### What you will do
Search the material for the string "Transaction" and copy each line where it occurs.

[Extracted records]
"""

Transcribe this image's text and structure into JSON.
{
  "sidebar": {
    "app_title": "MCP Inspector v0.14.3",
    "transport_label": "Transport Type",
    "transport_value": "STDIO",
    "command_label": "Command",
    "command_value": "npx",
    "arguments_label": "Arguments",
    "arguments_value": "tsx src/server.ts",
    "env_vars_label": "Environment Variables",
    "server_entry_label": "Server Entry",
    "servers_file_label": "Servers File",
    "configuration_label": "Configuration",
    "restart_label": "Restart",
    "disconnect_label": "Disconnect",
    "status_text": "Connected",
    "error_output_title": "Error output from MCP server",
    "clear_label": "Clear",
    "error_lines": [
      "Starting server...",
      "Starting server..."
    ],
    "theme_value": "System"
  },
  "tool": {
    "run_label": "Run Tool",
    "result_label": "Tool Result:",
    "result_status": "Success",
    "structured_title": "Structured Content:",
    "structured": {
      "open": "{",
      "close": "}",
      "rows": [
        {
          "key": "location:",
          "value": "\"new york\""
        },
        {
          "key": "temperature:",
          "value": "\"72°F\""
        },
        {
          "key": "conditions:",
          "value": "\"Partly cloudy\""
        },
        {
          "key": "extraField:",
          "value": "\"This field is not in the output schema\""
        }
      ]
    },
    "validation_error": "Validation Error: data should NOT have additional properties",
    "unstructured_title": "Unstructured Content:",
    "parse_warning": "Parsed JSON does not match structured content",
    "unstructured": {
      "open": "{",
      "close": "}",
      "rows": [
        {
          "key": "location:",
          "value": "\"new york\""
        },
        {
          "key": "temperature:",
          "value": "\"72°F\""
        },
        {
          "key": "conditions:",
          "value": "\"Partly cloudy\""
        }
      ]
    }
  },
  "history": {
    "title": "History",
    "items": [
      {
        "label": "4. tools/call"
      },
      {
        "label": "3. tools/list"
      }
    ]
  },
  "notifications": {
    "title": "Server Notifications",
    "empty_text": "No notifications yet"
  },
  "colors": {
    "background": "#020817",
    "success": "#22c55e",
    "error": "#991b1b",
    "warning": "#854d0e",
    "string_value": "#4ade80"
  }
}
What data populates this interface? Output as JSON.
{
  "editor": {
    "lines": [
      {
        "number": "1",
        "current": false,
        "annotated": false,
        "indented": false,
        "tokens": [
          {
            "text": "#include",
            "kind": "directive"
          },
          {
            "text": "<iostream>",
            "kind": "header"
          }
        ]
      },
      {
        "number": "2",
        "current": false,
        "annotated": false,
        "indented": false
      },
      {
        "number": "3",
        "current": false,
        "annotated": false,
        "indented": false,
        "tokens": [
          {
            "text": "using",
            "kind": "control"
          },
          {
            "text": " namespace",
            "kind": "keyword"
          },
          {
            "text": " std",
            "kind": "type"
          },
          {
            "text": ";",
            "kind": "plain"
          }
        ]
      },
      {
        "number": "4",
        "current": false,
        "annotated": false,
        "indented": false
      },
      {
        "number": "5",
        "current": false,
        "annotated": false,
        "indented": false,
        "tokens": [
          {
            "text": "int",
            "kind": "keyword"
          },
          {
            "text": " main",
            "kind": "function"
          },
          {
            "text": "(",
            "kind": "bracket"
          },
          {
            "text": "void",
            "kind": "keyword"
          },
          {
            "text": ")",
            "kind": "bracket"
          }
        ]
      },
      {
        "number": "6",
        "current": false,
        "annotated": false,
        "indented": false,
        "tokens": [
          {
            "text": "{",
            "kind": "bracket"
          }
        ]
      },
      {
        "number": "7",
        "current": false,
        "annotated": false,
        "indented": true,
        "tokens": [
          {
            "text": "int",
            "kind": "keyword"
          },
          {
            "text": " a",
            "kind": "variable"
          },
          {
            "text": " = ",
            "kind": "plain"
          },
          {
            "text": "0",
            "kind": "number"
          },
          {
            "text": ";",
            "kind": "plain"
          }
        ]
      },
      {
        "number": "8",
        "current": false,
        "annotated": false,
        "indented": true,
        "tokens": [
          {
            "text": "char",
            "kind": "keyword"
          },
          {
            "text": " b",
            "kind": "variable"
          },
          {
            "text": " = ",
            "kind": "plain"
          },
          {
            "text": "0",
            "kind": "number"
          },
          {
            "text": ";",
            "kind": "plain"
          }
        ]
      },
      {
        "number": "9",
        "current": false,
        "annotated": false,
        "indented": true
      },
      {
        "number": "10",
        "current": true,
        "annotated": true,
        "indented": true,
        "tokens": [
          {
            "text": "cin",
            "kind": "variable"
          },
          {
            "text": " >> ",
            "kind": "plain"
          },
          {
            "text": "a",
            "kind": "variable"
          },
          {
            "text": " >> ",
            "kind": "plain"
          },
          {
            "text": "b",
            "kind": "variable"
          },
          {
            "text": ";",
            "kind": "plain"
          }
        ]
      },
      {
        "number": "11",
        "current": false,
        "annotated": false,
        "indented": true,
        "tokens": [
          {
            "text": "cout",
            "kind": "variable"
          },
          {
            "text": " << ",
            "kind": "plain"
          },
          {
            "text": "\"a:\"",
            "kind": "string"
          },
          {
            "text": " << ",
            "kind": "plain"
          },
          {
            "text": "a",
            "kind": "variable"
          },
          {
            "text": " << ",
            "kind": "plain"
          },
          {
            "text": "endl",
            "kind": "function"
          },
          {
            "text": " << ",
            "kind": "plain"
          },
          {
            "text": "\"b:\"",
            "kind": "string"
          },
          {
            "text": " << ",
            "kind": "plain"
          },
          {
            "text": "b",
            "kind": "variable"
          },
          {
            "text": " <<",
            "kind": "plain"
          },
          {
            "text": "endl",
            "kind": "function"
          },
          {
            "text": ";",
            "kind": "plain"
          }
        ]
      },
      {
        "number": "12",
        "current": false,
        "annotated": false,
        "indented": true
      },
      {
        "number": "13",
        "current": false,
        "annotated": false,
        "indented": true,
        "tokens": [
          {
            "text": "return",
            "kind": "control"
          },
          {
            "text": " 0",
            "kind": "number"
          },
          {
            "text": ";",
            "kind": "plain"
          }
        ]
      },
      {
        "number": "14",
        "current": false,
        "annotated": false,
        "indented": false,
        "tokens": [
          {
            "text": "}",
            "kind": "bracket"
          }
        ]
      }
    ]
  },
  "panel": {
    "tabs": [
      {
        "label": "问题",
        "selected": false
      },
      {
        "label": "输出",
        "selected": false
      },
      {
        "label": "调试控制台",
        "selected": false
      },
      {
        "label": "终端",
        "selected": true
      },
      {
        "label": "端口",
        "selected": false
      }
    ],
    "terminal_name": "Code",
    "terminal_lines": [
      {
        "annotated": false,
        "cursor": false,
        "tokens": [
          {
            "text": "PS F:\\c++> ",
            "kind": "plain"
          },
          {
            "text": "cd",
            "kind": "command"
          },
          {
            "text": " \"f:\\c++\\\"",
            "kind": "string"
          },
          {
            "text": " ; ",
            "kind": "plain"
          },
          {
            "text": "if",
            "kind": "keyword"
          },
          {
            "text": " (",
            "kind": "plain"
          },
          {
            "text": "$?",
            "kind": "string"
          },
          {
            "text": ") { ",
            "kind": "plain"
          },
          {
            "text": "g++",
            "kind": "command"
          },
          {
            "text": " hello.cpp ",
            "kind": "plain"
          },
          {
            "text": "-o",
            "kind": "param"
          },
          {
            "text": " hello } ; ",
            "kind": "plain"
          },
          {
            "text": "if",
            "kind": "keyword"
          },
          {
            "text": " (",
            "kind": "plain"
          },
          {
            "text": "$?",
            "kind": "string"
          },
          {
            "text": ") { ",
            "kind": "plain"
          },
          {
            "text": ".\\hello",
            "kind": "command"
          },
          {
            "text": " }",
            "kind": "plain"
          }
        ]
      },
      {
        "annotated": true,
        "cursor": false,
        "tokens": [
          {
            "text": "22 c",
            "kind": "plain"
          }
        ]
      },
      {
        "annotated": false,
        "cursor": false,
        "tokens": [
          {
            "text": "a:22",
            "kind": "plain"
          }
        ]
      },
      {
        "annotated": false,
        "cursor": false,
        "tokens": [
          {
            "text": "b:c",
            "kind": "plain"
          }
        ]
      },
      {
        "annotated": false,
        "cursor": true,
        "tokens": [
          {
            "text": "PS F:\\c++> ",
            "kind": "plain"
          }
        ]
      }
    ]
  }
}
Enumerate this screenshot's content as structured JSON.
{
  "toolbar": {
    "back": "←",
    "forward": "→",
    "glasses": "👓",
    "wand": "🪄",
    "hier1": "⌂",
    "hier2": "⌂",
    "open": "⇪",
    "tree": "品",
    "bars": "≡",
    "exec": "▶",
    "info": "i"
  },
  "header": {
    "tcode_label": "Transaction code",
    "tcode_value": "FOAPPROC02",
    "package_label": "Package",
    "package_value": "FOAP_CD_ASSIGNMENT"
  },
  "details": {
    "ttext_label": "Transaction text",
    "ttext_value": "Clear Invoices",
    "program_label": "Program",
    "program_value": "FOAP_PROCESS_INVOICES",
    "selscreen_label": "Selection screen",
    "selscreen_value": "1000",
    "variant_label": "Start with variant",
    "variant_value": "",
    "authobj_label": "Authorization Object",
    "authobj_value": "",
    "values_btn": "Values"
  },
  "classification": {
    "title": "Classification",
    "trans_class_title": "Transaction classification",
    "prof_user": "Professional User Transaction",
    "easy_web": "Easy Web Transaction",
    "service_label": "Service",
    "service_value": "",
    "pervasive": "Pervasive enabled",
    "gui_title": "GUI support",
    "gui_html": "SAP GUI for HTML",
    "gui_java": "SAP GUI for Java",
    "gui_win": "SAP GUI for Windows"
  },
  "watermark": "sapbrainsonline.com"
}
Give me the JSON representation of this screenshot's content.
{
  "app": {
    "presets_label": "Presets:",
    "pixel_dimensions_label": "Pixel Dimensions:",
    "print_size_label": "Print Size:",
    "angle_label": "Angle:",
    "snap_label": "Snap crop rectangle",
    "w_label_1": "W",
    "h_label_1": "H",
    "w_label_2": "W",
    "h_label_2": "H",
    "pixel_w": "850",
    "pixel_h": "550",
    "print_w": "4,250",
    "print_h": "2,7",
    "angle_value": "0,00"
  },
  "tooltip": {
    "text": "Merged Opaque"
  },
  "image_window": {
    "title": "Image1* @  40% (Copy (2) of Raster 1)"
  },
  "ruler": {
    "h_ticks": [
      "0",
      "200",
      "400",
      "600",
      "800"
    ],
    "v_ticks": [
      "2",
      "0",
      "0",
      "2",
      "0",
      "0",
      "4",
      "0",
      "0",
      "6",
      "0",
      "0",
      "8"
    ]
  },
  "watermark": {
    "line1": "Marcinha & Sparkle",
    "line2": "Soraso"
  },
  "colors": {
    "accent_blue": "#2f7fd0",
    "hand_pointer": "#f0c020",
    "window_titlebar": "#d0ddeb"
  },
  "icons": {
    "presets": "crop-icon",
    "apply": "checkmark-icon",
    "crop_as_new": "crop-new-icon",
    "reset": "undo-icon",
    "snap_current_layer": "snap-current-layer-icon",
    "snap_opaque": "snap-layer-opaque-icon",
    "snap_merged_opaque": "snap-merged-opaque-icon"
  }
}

"""

### Written solution
    "tcode_label": "Transaction code",
    "ttext_label": "Transaction text",
    "trans_class_title": "Transaction classification",
    "prof_user": "Professional User Transaction",
    "easy_web": "Easy Web Transaction",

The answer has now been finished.